Rows from a figure dataset:
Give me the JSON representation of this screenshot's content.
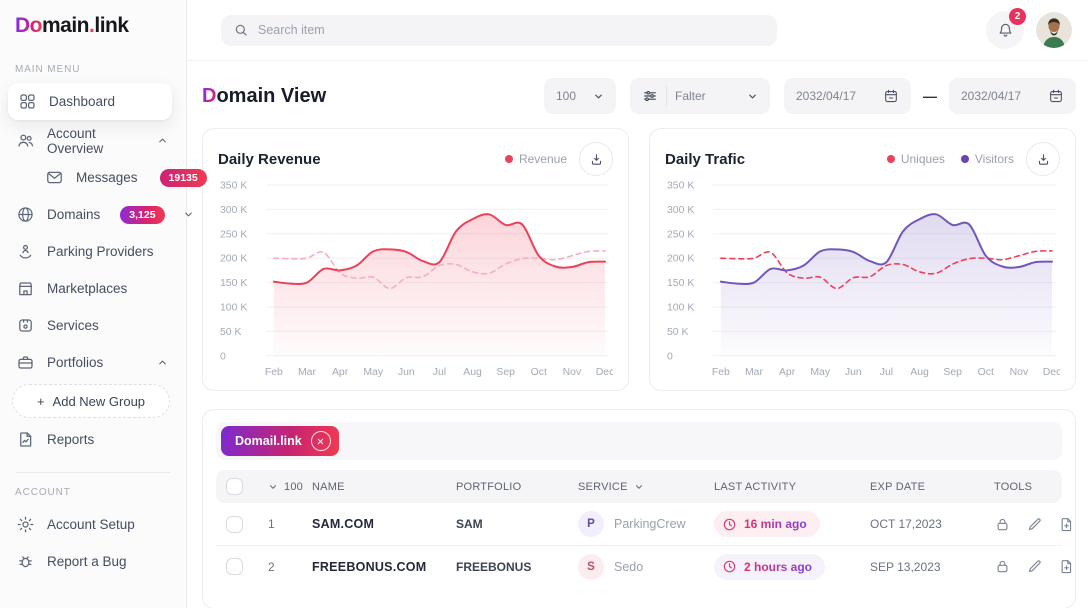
{
  "brand": {
    "logo_do": "Do",
    "logo_main": "main",
    "logo_dot": ".",
    "logo_link": "link"
  },
  "topbar": {
    "search_placeholder": "Search item",
    "notification_count": "2"
  },
  "sidebar": {
    "section_main": "MAIN MENU",
    "section_account": "ACCOUNT",
    "dashboard": "Dashboard",
    "account_overview": "Account Overview",
    "messages": "Messages",
    "messages_badge": "19135",
    "domains": "Domains",
    "domains_badge": "3,125",
    "parking_providers": "Parking Providers",
    "marketplaces": "Marketplaces",
    "services": "Services",
    "portfolios": "Portfolios",
    "add_plus": "+",
    "add_new_group": "Add New Group",
    "reports": "Reports",
    "account_setup": "Account Setup",
    "report_a_bug": "Report a Bug"
  },
  "header": {
    "title_d": "D",
    "title_rest": "omain View",
    "page_size": "100",
    "filter_label": "Falter",
    "date_from": "2032/04/17",
    "date_sep": "—",
    "date_to": "2032/04/17"
  },
  "chart_data": [
    {
      "type": "area",
      "title": "Daily Revenue",
      "x_ticks": [
        "Feb",
        "Mar",
        "Apr",
        "May",
        "Jun",
        "Jul",
        "Aug",
        "Sep",
        "Oct",
        "Nov",
        "Dec"
      ],
      "y_ticks": [
        "350 K",
        "300 K",
        "250 K",
        "200 K",
        "150 K",
        "100 K",
        "50 K",
        "0"
      ],
      "ylim_k": [
        0,
        350
      ],
      "grid": true,
      "legend_position": "top-right",
      "x_note": "21 samples at half-month steps Feb through Dec, values in thousands",
      "legend": [
        {
          "label": "Revenue",
          "color": "#ee4159"
        }
      ],
      "series": [
        {
          "name": "Revenue",
          "style": "solid",
          "color": "#ee4159",
          "fill": true,
          "values_k": [
            152,
            148,
            150,
            178,
            175,
            185,
            214,
            218,
            213,
            194,
            192,
            255,
            280,
            290,
            268,
            269,
            205,
            183,
            182,
            192,
            193
          ]
        },
        {
          "name": "Revenue (secondary dashed)",
          "style": "dashed",
          "color": "#f6aec0",
          "fill": false,
          "values_k": [
            200,
            199,
            200,
            212,
            170,
            159,
            161,
            138,
            160,
            162,
            185,
            187,
            172,
            169,
            188,
            199,
            200,
            197,
            205,
            214,
            215
          ]
        }
      ]
    },
    {
      "type": "area",
      "title": "Daily Trafic",
      "x_ticks": [
        "Feb",
        "Mar",
        "Apr",
        "May",
        "Jun",
        "Jul",
        "Aug",
        "Sep",
        "Oct",
        "Nov",
        "Dec"
      ],
      "y_ticks": [
        "350 K",
        "300 K",
        "250 K",
        "200 K",
        "150 K",
        "100 K",
        "50 K",
        "0"
      ],
      "ylim_k": [
        0,
        350
      ],
      "grid": true,
      "legend_position": "top-right",
      "x_note": "21 samples at half-month steps Feb through Dec, values in thousands",
      "legend": [
        {
          "label": "Uniques",
          "color": "#ee4159"
        },
        {
          "label": "Visitors",
          "color": "#6a43b5"
        }
      ],
      "series": [
        {
          "name": "Visitors",
          "style": "solid",
          "color": "#7456bb",
          "fill": true,
          "values_k": [
            152,
            148,
            150,
            178,
            175,
            185,
            214,
            218,
            213,
            194,
            192,
            255,
            280,
            290,
            268,
            269,
            205,
            183,
            182,
            192,
            193
          ]
        },
        {
          "name": "Uniques",
          "style": "dashed",
          "color": "#ee4159",
          "fill": false,
          "values_k": [
            200,
            199,
            200,
            212,
            170,
            159,
            161,
            138,
            160,
            162,
            185,
            187,
            172,
            169,
            188,
            199,
            200,
            197,
            205,
            214,
            215
          ]
        }
      ]
    }
  ],
  "table": {
    "tag_label": "Domail.link",
    "col_count": "100",
    "col_name": "NAME",
    "col_portfolio": "PORTFOLIO",
    "col_service": "SERVICE",
    "col_activity": "LAST ACTIVITY",
    "col_exp": "EXP DATE",
    "col_tools": "TOOLS",
    "rows": [
      {
        "num": "1",
        "name": "SAM.COM",
        "portfolio": "SAM",
        "service_initial": "P",
        "service": "ParkingCrew",
        "activity": "16 min ago",
        "exp": "OCT 17,2023",
        "service_tint": "purple",
        "activity_tint": "pink"
      },
      {
        "num": "2",
        "name": "FREEBONUS.COM",
        "portfolio": "FREEBONUS",
        "service_initial": "S",
        "service": "Sedo",
        "activity": "2 hours ago",
        "exp": "SEP 13,2023",
        "service_tint": "pink",
        "activity_tint": "purple"
      }
    ]
  }
}
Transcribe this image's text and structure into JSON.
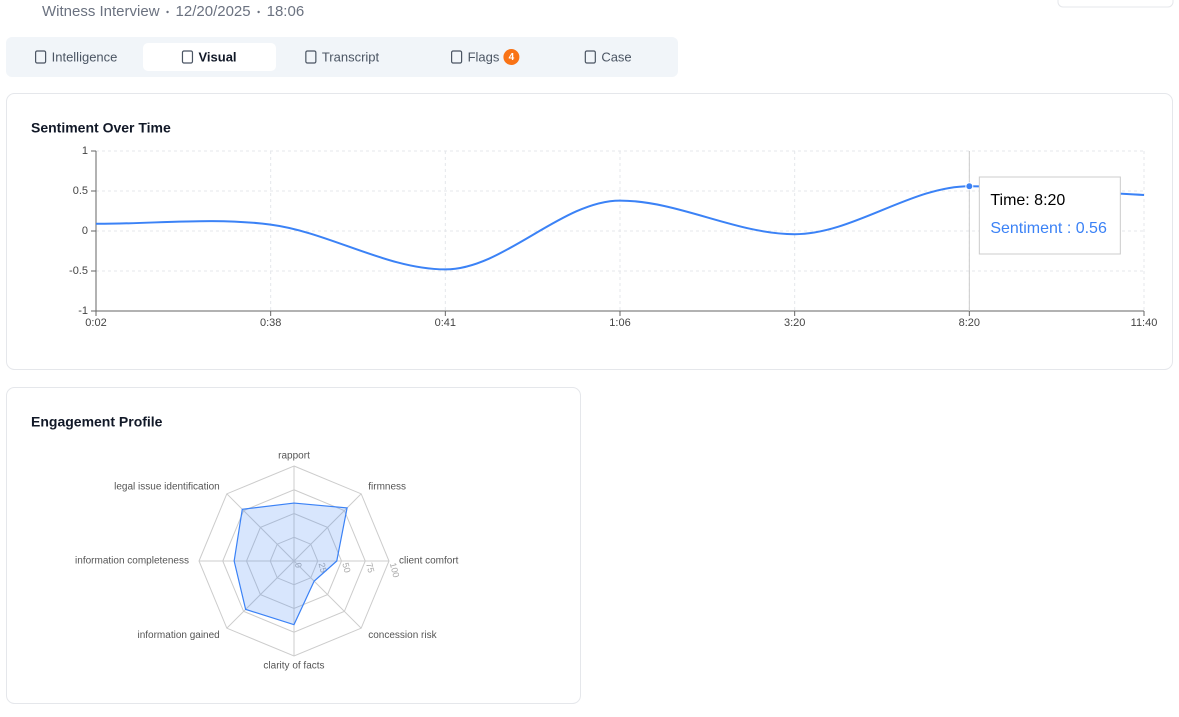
{
  "header": {
    "meta": [
      "Witness Interview",
      "12/20/2025",
      "18:06"
    ]
  },
  "tabs": [
    {
      "label": "Intelligence"
    },
    {
      "label": "Visual",
      "active": true
    },
    {
      "label": "Transcript"
    },
    {
      "label": "Flags",
      "badge": "4"
    },
    {
      "label": "Case"
    }
  ],
  "chart_data": [
    {
      "type": "line",
      "title": "Sentiment Over Time",
      "categories": [
        "0:02",
        "0:38",
        "0:41",
        "1:06",
        "3:20",
        "8:20",
        "11:40"
      ],
      "series": [
        {
          "name": "Sentiment",
          "color": "#3b82f6",
          "values": [
            0.09,
            0.08,
            -0.48,
            0.38,
            -0.04,
            0.56,
            0.45
          ]
        }
      ],
      "ylim": [
        -1,
        1
      ],
      "yticks": [
        -1,
        -0.5,
        0,
        0.5,
        1
      ],
      "grid": true,
      "tooltip": {
        "title": "Time: 8:20",
        "text": "Sentiment : 0.56"
      }
    },
    {
      "type": "radar",
      "title": "Engagement Profile",
      "categories": [
        "rapport",
        "firmness",
        "client comfort",
        "concession risk",
        "clarity of facts",
        "information gained",
        "information completeness",
        "legal issue identification"
      ],
      "series": [
        {
          "name": "Engagement",
          "color": "#3b82f6",
          "values": [
            61,
            79,
            45,
            30,
            67,
            72,
            63,
            77
          ]
        }
      ],
      "rlim": [
        0,
        100
      ],
      "rticks": [
        0,
        25,
        50,
        75,
        100
      ]
    }
  ]
}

GOAL OF THE EXERCISE: Copy out every line with the word "Sentiment".

TASK RESULT:
      "title": "Sentiment Over Time",
          "name": "Sentiment",
        "text": "Sentiment : 0.56"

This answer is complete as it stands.